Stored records
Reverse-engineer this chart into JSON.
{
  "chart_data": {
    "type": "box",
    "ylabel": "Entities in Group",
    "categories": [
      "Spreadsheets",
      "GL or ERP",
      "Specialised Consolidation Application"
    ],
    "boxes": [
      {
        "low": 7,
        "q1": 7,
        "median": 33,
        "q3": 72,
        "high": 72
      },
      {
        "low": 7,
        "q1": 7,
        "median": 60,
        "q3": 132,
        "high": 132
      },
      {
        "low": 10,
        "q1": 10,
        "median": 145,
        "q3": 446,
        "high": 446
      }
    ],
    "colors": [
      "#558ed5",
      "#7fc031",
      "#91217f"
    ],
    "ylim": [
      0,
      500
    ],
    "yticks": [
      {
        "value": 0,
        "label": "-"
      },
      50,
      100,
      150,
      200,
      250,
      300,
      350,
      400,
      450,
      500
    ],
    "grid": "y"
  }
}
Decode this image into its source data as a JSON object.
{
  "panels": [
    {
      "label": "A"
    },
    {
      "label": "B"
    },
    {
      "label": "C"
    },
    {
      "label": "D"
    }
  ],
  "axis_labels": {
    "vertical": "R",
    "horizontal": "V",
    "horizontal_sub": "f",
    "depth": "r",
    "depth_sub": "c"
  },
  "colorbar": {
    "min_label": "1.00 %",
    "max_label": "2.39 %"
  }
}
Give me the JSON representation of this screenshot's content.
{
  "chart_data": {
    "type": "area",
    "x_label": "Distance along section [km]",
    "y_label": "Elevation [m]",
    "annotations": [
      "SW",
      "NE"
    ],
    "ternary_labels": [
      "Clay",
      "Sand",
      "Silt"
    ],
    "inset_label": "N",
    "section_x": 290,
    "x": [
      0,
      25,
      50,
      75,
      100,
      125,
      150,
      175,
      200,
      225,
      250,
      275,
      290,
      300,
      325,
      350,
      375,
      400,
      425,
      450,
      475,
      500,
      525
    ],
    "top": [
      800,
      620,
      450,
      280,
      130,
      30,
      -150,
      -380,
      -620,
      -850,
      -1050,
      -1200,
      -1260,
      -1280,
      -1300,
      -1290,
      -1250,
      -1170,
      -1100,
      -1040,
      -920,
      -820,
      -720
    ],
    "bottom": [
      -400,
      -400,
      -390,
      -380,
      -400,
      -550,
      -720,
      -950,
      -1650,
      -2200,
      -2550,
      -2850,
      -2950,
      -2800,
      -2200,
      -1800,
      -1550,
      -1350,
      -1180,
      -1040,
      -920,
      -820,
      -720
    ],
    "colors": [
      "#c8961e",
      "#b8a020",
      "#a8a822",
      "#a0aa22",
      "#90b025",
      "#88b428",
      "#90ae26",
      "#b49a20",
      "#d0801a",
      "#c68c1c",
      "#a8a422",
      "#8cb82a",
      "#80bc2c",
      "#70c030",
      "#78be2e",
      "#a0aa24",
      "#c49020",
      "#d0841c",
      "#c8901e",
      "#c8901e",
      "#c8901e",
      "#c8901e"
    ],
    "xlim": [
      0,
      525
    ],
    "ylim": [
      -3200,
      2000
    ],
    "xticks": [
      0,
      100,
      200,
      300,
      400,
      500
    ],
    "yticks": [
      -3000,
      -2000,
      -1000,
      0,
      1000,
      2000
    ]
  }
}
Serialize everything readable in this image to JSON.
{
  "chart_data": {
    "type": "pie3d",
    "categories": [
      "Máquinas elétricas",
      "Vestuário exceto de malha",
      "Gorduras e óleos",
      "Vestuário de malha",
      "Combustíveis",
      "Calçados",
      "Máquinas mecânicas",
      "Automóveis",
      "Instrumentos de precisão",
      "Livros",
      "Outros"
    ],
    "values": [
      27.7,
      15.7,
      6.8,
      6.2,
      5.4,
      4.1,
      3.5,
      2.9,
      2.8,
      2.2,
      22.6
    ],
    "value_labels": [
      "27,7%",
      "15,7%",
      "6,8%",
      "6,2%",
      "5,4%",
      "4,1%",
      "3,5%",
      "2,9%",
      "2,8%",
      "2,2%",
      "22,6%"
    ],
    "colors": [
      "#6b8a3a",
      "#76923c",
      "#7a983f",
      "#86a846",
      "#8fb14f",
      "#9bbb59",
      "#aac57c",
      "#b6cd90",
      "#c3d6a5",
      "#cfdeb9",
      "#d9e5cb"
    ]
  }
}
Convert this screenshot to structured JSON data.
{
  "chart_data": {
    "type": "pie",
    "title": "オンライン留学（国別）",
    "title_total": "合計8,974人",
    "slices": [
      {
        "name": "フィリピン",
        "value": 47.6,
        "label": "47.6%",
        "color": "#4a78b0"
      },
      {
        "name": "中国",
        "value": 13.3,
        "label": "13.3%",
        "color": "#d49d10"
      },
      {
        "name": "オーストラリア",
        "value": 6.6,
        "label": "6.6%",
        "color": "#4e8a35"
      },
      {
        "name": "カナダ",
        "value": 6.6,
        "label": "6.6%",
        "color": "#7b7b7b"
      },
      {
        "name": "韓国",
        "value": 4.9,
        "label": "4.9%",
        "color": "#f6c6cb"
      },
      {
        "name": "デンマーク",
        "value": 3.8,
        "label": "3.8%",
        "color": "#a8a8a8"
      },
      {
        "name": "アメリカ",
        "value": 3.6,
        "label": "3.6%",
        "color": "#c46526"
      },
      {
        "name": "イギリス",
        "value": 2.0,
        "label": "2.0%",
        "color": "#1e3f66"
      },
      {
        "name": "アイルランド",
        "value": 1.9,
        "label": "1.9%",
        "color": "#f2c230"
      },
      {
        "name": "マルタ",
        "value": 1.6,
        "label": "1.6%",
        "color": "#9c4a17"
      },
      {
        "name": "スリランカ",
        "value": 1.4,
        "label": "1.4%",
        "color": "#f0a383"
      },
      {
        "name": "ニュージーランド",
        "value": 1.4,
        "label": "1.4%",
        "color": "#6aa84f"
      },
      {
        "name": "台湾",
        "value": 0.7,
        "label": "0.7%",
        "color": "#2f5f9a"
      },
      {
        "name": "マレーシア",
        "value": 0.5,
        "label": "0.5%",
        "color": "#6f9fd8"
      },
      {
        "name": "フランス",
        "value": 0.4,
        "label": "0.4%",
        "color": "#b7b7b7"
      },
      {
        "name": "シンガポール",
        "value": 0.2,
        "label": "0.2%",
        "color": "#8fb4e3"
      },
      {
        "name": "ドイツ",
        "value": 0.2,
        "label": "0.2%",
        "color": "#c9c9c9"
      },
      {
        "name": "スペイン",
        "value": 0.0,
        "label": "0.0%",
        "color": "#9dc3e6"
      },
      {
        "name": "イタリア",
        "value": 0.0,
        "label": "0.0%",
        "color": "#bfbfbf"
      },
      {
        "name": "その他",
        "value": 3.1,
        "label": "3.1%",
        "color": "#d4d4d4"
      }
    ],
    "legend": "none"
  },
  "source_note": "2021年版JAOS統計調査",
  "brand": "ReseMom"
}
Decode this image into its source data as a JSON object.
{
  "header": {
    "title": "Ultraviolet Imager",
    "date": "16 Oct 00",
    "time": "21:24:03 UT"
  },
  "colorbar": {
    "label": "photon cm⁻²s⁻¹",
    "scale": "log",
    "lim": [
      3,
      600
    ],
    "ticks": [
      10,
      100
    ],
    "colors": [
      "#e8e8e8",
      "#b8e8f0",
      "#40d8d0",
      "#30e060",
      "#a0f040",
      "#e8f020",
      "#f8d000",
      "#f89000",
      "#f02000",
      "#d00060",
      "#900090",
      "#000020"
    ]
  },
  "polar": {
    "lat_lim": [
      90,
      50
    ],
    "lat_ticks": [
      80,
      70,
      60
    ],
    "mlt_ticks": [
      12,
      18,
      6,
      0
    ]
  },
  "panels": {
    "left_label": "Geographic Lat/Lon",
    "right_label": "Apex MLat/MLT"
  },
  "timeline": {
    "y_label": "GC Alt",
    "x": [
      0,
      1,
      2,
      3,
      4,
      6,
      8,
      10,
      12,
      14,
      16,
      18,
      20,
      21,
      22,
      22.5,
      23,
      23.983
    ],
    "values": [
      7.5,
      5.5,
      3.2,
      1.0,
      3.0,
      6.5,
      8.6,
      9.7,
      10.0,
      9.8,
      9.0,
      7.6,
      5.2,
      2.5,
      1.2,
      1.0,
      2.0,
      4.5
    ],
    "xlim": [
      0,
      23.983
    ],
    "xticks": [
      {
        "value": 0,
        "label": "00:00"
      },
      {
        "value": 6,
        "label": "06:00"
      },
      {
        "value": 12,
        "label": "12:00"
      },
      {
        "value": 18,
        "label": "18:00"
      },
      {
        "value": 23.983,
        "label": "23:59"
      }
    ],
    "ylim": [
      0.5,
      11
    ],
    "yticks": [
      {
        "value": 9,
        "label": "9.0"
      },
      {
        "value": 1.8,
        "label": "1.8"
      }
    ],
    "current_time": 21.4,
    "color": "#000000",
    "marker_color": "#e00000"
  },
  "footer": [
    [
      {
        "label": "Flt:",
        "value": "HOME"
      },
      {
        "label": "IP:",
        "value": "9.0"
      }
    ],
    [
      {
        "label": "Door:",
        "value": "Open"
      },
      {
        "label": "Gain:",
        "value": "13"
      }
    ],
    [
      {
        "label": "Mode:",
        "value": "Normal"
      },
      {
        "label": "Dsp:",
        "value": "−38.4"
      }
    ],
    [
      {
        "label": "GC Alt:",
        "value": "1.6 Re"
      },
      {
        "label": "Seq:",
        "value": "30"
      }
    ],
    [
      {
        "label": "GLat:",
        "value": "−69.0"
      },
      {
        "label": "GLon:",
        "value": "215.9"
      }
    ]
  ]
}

Written exercise - Report only how many lines in the listing contain the string "JSON".

Response to the exercise - 6